Aim: Identify and reproduce every line holding the string "Jeff".

=== Task material ===

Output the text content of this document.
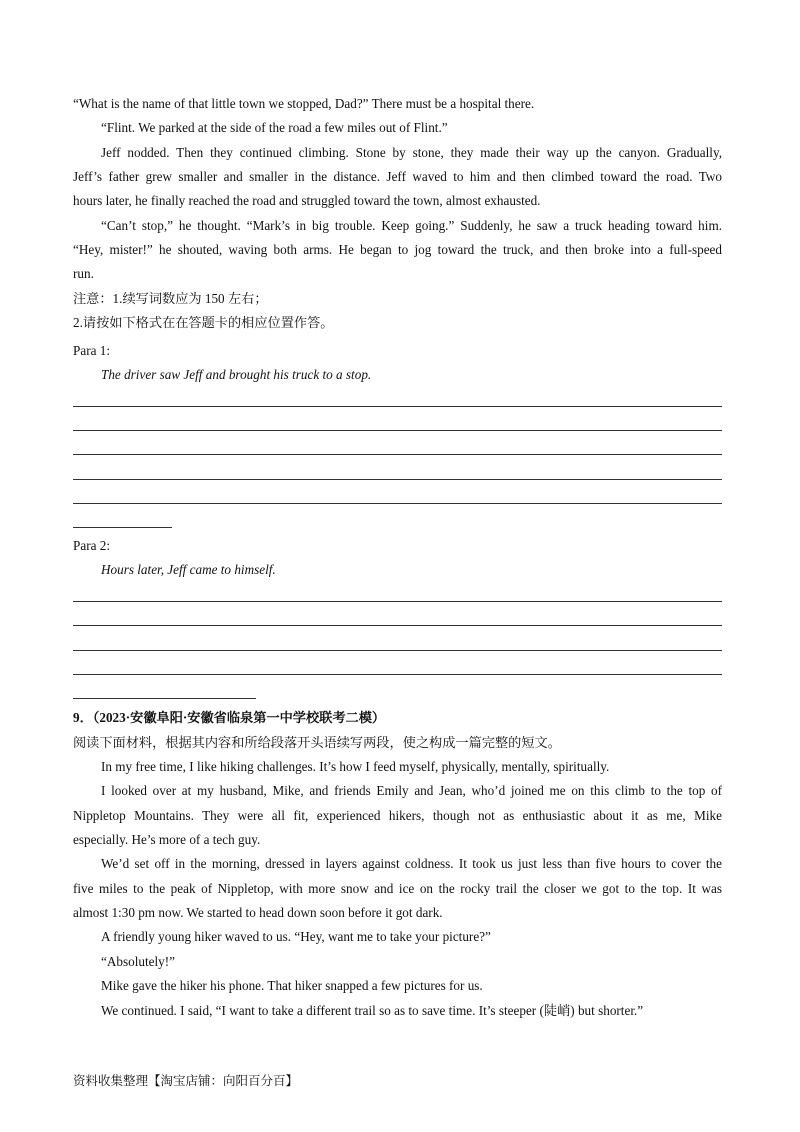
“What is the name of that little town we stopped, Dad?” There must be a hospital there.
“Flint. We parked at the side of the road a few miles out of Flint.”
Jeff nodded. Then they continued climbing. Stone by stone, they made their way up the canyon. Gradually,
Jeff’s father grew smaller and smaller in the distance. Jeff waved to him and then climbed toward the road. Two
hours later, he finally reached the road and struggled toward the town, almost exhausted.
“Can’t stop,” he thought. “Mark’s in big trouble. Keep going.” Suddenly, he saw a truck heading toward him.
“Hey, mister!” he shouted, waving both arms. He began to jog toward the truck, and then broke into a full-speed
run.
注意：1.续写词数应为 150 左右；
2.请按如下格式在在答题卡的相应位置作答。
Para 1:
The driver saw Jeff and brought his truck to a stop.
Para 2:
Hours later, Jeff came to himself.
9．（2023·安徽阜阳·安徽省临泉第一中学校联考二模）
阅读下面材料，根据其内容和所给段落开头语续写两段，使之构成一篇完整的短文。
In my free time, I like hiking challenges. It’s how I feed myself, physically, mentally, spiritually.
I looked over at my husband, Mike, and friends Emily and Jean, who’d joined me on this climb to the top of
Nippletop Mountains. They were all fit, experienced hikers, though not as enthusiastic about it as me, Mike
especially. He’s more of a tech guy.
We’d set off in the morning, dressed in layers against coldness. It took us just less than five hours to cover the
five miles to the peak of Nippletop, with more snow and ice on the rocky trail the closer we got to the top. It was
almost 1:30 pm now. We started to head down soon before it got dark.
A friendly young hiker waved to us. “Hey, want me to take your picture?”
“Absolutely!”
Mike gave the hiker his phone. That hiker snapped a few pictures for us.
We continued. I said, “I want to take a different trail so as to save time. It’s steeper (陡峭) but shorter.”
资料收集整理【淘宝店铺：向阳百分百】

===

The reply:
Jeff nodded. Then they continued climbing. Stone by stone, they made their way up the canyon. Gradually,
Jeff’s father grew smaller and smaller in the distance. Jeff waved to him and then climbed toward the road. Two
The driver saw Jeff and brought his truck to a stop.
Hours later, Jeff came to himself.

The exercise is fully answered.